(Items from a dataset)
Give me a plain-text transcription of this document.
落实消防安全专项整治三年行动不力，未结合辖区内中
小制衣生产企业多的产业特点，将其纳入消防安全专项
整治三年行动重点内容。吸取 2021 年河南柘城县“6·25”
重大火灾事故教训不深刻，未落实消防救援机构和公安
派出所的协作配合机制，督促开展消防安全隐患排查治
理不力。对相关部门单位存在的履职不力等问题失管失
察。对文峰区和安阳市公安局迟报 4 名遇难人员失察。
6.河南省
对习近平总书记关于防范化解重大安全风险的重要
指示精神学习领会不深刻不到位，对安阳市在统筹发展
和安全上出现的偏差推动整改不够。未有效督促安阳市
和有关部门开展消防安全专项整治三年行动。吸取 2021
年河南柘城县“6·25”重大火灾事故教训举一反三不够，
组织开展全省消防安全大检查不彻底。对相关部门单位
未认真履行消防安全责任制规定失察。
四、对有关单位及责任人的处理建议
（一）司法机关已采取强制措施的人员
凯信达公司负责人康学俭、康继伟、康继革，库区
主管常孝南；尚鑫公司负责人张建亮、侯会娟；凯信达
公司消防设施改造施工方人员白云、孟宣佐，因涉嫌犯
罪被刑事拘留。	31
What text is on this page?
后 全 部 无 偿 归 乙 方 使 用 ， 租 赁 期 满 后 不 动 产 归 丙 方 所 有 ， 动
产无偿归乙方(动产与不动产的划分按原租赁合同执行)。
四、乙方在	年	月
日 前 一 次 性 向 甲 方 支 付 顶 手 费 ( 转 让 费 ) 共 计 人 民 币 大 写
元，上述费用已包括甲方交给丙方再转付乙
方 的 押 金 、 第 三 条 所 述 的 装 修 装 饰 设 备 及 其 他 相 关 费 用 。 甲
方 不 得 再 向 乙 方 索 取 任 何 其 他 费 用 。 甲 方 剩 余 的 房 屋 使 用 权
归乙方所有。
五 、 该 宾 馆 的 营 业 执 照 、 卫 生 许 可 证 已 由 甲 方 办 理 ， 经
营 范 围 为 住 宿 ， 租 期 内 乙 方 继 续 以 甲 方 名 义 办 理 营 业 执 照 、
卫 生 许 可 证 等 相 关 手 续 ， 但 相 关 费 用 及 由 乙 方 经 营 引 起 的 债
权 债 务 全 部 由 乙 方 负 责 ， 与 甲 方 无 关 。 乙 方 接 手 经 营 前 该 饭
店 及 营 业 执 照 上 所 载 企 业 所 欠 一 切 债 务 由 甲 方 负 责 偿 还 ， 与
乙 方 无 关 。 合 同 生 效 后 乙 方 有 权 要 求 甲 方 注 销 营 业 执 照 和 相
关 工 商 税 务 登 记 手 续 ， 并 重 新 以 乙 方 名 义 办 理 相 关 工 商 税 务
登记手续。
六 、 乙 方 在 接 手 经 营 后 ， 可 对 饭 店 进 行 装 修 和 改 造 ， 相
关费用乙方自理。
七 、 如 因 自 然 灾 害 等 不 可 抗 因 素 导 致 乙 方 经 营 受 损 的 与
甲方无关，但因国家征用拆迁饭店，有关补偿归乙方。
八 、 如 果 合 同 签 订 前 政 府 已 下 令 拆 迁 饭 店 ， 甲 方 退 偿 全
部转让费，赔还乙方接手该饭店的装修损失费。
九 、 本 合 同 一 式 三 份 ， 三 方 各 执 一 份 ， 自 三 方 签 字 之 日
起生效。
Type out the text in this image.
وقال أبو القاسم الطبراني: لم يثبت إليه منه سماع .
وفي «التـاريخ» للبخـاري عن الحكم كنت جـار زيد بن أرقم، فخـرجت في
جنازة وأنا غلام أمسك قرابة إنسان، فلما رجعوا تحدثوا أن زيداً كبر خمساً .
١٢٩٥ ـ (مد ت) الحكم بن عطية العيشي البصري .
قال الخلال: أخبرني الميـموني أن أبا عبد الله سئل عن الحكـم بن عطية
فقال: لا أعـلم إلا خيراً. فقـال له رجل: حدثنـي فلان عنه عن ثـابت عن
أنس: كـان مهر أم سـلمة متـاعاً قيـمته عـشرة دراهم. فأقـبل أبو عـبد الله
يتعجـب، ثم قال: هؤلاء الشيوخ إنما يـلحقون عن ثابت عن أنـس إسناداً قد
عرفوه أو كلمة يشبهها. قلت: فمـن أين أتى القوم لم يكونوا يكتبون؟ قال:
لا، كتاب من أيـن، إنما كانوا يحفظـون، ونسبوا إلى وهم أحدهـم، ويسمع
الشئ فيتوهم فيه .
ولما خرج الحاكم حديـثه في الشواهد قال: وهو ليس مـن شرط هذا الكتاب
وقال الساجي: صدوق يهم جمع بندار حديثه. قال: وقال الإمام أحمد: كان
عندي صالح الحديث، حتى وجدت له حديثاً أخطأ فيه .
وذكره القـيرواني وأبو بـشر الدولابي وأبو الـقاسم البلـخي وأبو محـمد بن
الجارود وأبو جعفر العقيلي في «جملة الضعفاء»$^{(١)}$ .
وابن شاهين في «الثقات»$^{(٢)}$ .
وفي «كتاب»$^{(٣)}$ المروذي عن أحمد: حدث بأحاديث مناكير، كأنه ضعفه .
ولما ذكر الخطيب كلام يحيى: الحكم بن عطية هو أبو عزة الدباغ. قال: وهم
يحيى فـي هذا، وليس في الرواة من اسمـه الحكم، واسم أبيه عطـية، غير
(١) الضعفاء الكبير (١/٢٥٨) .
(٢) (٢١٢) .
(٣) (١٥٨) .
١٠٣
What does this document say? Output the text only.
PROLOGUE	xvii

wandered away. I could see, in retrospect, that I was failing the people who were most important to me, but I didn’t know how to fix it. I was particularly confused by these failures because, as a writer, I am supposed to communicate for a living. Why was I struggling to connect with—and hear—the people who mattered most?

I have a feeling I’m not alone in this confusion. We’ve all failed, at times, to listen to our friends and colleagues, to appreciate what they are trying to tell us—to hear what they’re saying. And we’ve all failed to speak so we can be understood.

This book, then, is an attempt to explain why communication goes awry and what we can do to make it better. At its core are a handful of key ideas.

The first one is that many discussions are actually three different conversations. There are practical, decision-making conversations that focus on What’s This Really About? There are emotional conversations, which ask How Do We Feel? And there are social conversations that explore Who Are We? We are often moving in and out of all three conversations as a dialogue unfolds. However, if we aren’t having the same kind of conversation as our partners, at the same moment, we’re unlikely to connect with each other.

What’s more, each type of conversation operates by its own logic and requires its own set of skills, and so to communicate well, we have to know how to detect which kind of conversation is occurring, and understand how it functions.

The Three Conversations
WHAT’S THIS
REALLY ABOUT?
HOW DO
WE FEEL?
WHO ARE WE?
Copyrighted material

Problem statement
Every record above should be output exactly.

Task solution
Give me a plain-text transcription of this document.
落实消防安全专项整治三年行动不力，未结合辖区内中
小制衣生产企业多的产业特点，将其纳入消防安全专项
整治三年行动重点内容。吸取 2021 年河南柘城县“6·25”
重大火灾事故教训不深刻，未落实消防救援机构和公安
派出所的协作配合机制，督促开展消防安全隐患排查治
理不力。对相关部门单位存在的履职不力等问题失管失
察。对文峰区和安阳市公安局迟报 4 名遇难人员失察。
6.河南省
对习近平总书记关于防范化解重大安全风险的重要
指示精神学习领会不深刻不到位，对安阳市在统筹发展
和安全上出现的偏差推动整改不够。未有效督促安阳市
和有关部门开展消防安全专项整治三年行动。吸取 2021
年河南柘城县“6·25”重大火灾事故教训举一反三不够，
组织开展全省消防安全大检查不彻底。对相关部门单位
未认真履行消防安全责任制规定失察。
四、对有关单位及责任人的处理建议
（一）司法机关已采取强制措施的人员
凯信达公司负责人康学俭、康继伟、康继革，库区
主管常孝南；尚鑫公司负责人张建亮、侯会娟；凯信达
公司消防设施改造施工方人员白云、孟宣佐，因涉嫌犯
罪被刑事拘留。	31
What text is on this page?
后 全 部 无 偿 归 乙 方 使 用 ， 租 赁 期 满 后 不 动 产 归 丙 方 所 有 ， 动
产无偿归乙方(动产与不动产的划分按原租赁合同执行)。
四、乙方在	年	月
日 前 一 次 性 向 甲 方 支 付 顶 手 费 ( 转 让 费 ) 共 计 人 民 币 大 写
元，上述费用已包括甲方交给丙方再转付乙
方 的 押 金 、 第 三 条 所 述 的 装 修 装 饰 设 备 及 其 他 相 关 费 用 。 甲
方 不 得 再 向 乙 方 索 取 任 何 其 他 费 用 。 甲 方 剩 余 的 房 屋 使 用 权
归乙方所有。
五 、 该 宾 馆 的 营 业 执 照 、 卫 生 许 可 证 已 由 甲 方 办 理 ， 经
营 范 围 为 住 宿 ， 租 期 内 乙 方 继 续 以 甲 方 名 义 办 理 营 业 执 照 、
卫 生 许 可 证 等 相 关 手 续 ， 但 相 关 费 用 及 由 乙 方 经 营 引 起 的 债
权 债 务 全 部 由 乙 方 负 责 ， 与 甲 方 无 关 。 乙 方 接 手 经 营 前 该 饭
店 及 营 业 执 照 上 所 载 企 业 所 欠 一 切 债 务 由 甲 方 负 责 偿 还 ， 与
乙 方 无 关 。 合 同 生 效 后 乙 方 有 权 要 求 甲 方 注 销 营 业 执 照 和 相
关 工 商 税 务 登 记 手 续 ， 并 重 新 以 乙 方 名 义 办 理 相 关 工 商 税 务
登记手续。
六 、 乙 方 在 接 手 经 营 后 ， 可 对 饭 店 进 行 装 修 和 改 造 ， 相
关费用乙方自理。
七 、 如 因 自 然 灾 害 等 不 可 抗 因 素 导 致 乙 方 经 营 受 损 的 与
甲方无关，但因国家征用拆迁饭店，有关补偿归乙方。
八 、 如 果 合 同 签 订 前 政 府 已 下 令 拆 迁 饭 店 ， 甲 方 退 偿 全
部转让费，赔还乙方接手该饭店的装修损失费。
九 、 本 合 同 一 式 三 份 ， 三 方 各 执 一 份 ， 自 三 方 签 字 之 日
起生效。
Type out the text in this image.
وقال أبو القاسم الطبراني: لم يثبت إليه منه سماع .
وفي «التـاريخ» للبخـاري عن الحكم كنت جـار زيد بن أرقم، فخـرجت في
جنازة وأنا غلام أمسك قرابة إنسان، فلما رجعوا تحدثوا أن زيداً كبر خمساً .
١٢٩٥ ـ (مد ت) الحكم بن عطية العيشي البصري .
قال الخلال: أخبرني الميـموني أن أبا عبد الله سئل عن الحكـم بن عطية
فقال: لا أعـلم إلا خيراً. فقـال له رجل: حدثنـي فلان عنه عن ثـابت عن
أنس: كـان مهر أم سـلمة متـاعاً قيـمته عـشرة دراهم. فأقـبل أبو عـبد الله
يتعجـب، ثم قال: هؤلاء الشيوخ إنما يـلحقون عن ثابت عن أنـس إسناداً قد
عرفوه أو كلمة يشبهها. قلت: فمـن أين أتى القوم لم يكونوا يكتبون؟ قال:
لا، كتاب من أيـن، إنما كانوا يحفظـون، ونسبوا إلى وهم أحدهـم، ويسمع
الشئ فيتوهم فيه .
ولما خرج الحاكم حديـثه في الشواهد قال: وهو ليس مـن شرط هذا الكتاب
وقال الساجي: صدوق يهم جمع بندار حديثه. قال: وقال الإمام أحمد: كان
عندي صالح الحديث، حتى وجدت له حديثاً أخطأ فيه .
وذكره القـيرواني وأبو بـشر الدولابي وأبو الـقاسم البلـخي وأبو محـمد بن
الجارود وأبو جعفر العقيلي في «جملة الضعفاء»$^{(١)}$ .
وابن شاهين في «الثقات»$^{(٢)}$ .
وفي «كتاب»$^{(٣)}$ المروذي عن أحمد: حدث بأحاديث مناكير، كأنه ضعفه .
ولما ذكر الخطيب كلام يحيى: الحكم بن عطية هو أبو عزة الدباغ. قال: وهم
يحيى فـي هذا، وليس في الرواة من اسمـه الحكم، واسم أبيه عطـية، غير
(١) الضعفاء الكبير (١/٢٥٨) .
(٢) (٢١٢) .
(٣) (١٥٨) .
١٠٣
What does this document say? Output the text only.
PROLOGUE	xvii

wandered away. I could see, in retrospect, that I was failing the people who were most important to me, but I didn’t know how to fix it. I was particularly confused by these failures because, as a writer, I am supposed to communicate for a living. Why was I struggling to connect with—and hear—the people who mattered most?

I have a feeling I’m not alone in this confusion. We’ve all failed, at times, to listen to our friends and colleagues, to appreciate what they are trying to tell us—to hear what they’re saying. And we’ve all failed to speak so we can be understood.

This book, then, is an attempt to explain why communication goes awry and what we can do to make it better. At its core are a handful of key ideas.

The first one is that many discussions are actually three different conversations. There are practical, decision-making conversations that focus on What’s This Really About? There are emotional conversations, which ask How Do We Feel? And there are social conversations that explore Who Are We? We are often moving in and out of all three conversations as a dialogue unfolds. However, if we aren’t having the same kind of conversation as our partners, at the same moment, we’re unlikely to connect with each other.

What’s more, each type of conversation operates by its own logic and requires its own set of skills, and so to communicate well, we have to know how to detect which kind of conversation is occurring, and understand how it functions.

The Three Conversations
WHAT’S THIS
REALLY ABOUT?
HOW DO
WE FEEL?
WHO ARE WE?
Copyrighted material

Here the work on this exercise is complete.